TO DO: Search the records below for the word "минут". Pull out each line that has it.

:: RECORDED INFORMATION ::

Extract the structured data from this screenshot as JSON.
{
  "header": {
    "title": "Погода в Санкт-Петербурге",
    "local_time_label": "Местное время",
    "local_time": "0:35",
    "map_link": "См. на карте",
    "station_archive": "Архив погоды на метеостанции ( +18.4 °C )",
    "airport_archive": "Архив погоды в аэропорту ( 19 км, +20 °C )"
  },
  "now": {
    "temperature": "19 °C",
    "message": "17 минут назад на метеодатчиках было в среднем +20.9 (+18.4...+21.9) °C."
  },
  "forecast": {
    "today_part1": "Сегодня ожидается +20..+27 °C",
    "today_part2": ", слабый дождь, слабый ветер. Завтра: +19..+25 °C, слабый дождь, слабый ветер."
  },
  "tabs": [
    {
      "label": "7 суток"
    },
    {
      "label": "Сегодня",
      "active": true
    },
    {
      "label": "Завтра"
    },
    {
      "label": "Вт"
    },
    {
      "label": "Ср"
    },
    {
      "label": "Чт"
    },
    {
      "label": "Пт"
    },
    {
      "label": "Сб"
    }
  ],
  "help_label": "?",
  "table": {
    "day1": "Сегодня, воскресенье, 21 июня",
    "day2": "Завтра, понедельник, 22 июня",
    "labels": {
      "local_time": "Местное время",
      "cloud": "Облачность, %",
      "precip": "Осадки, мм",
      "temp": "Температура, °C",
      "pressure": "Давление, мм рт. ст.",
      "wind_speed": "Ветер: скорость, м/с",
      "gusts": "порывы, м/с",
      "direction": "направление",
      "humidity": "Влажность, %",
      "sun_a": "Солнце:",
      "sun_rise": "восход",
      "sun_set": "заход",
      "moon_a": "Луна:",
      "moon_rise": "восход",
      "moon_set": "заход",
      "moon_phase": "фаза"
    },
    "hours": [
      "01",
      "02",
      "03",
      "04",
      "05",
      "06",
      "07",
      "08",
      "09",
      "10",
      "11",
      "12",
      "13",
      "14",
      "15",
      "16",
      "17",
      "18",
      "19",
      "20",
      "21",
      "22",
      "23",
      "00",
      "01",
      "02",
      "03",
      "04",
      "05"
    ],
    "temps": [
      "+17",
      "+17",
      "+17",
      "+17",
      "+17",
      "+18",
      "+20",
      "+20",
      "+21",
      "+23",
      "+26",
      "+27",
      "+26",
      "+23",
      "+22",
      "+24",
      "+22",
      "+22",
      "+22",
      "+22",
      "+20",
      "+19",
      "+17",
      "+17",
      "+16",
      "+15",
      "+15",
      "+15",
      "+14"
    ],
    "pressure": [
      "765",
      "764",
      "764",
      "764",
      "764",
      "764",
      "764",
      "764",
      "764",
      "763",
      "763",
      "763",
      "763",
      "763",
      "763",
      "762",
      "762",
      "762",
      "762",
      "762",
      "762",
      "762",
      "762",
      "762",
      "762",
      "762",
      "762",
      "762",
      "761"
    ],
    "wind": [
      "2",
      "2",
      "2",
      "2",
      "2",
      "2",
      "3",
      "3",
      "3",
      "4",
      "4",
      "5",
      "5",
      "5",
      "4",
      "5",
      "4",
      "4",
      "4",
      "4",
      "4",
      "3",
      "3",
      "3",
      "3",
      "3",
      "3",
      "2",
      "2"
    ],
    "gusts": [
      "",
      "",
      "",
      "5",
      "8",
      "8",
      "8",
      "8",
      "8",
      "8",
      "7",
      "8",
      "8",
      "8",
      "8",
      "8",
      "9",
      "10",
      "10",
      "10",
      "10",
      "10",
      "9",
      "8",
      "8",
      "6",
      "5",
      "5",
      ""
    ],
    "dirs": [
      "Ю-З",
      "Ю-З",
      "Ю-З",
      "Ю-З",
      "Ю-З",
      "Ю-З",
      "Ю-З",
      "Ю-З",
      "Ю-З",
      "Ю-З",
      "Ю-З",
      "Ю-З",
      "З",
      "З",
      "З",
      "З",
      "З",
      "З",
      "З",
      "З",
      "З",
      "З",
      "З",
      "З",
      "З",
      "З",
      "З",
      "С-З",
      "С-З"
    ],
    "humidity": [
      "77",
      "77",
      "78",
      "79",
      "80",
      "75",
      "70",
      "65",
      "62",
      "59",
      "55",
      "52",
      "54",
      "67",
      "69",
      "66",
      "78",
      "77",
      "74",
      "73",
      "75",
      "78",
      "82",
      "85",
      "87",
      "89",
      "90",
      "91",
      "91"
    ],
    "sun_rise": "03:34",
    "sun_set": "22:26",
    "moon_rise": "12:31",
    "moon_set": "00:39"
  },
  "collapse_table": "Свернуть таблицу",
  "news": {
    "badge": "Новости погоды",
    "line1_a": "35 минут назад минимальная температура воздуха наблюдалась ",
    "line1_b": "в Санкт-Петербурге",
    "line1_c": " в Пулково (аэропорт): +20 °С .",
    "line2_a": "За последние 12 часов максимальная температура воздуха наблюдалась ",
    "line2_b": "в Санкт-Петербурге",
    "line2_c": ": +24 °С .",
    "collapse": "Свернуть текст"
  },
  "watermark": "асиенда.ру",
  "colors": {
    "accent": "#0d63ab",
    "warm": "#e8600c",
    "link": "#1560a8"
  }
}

:::

FULL RESPONSE:
    "message": "17 минут назад на метеодатчиках было в среднем +20.9 (+18.4...+21.9) °C."
    "line1_a": "35 минут назад минимальная температура воздуха наблюдалась ",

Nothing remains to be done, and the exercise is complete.